[start of INPUT RECORDS]

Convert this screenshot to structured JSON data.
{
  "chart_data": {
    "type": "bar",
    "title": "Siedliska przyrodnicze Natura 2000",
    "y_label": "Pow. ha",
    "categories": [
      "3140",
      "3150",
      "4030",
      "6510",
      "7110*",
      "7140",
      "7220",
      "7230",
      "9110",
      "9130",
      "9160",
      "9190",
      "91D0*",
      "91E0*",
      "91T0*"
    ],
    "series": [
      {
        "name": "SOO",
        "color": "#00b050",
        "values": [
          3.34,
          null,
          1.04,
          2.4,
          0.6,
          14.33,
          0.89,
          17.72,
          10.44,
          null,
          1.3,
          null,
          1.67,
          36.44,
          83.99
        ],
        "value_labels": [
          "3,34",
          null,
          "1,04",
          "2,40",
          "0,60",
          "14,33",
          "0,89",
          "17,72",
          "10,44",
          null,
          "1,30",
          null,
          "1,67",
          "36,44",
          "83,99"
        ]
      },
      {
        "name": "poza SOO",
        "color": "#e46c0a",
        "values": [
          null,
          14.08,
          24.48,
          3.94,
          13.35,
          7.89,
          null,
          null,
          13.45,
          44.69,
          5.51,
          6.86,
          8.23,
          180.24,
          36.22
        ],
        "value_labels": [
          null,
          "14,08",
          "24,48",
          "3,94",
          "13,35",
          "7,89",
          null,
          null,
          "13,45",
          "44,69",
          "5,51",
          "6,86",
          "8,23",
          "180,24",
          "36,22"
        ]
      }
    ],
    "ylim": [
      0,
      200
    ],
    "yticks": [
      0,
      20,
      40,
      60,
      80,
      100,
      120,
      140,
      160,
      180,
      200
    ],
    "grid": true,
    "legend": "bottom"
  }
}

[end of INPUT RECORDS]
[start of INPUT RECORDS]

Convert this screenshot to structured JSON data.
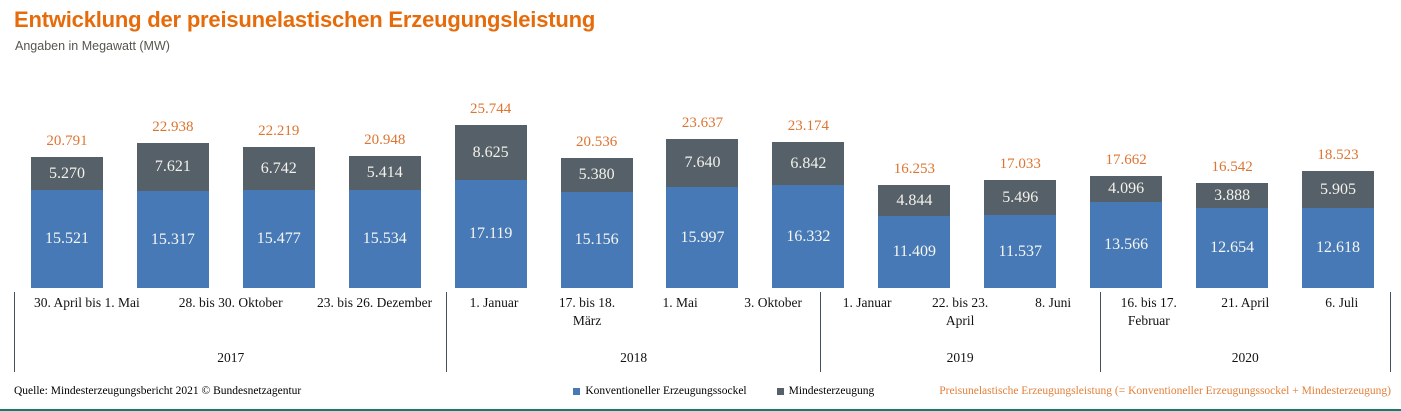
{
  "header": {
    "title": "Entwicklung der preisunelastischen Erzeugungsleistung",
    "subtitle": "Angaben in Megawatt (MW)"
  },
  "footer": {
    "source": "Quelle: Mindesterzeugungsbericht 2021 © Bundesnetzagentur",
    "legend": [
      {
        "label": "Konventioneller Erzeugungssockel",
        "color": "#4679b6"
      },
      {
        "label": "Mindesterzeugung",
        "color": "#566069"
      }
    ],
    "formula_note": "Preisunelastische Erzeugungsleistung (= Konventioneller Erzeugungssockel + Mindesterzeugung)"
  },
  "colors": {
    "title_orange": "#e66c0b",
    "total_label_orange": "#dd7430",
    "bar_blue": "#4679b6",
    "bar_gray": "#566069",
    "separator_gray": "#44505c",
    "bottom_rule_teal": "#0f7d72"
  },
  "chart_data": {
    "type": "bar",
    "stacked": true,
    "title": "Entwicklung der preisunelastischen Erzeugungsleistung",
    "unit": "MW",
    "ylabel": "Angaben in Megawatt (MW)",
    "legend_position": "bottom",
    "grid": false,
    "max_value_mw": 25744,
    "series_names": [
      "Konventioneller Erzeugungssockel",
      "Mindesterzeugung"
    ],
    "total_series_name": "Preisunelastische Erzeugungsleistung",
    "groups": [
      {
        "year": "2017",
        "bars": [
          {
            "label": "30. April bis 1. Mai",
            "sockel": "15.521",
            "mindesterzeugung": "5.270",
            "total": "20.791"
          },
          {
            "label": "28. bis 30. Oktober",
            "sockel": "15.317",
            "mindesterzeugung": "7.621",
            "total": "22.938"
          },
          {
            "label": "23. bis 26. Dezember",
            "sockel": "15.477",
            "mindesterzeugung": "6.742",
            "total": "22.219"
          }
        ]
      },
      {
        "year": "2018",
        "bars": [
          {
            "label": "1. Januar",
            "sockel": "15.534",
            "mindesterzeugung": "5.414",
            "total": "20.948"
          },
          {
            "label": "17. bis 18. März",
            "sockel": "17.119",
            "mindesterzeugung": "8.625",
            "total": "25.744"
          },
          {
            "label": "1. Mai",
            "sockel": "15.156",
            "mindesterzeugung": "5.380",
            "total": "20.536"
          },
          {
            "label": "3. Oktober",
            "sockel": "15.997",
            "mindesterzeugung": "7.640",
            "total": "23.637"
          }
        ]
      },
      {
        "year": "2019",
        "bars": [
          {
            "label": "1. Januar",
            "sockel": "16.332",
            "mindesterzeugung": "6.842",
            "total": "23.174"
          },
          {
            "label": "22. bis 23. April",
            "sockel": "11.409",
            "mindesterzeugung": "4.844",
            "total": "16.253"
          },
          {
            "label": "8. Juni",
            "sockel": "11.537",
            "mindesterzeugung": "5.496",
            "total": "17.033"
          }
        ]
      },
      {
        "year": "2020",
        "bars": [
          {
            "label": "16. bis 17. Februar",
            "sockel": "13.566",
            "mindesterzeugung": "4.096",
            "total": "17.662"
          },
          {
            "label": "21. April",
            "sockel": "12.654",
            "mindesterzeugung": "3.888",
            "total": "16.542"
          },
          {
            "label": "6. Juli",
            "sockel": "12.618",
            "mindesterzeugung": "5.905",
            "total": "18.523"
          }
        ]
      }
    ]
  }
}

[end of INPUT RECORDS]
[start of INPUT RECORDS]

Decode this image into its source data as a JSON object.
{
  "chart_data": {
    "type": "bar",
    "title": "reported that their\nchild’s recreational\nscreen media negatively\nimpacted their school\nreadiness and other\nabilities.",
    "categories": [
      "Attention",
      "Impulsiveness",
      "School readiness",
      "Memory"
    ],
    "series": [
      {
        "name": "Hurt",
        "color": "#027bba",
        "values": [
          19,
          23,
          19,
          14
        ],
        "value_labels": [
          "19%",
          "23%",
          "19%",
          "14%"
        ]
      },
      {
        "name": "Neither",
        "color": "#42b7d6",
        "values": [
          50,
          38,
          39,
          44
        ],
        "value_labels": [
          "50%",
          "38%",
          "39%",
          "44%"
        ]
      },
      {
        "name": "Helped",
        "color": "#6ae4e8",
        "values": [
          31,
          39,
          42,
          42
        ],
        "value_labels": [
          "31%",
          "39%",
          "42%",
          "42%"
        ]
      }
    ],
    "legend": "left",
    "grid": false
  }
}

[end of INPUT RECORDS]

* DIRECTIVE *
Copy each line of the listing in which the word "source" can be found.

* FULL ANSWER *
    "source": "Quelle: Mindesterzeugungsbericht 2021 © Bundesnetzagentur",
Decode this image into its source data as a JSON object.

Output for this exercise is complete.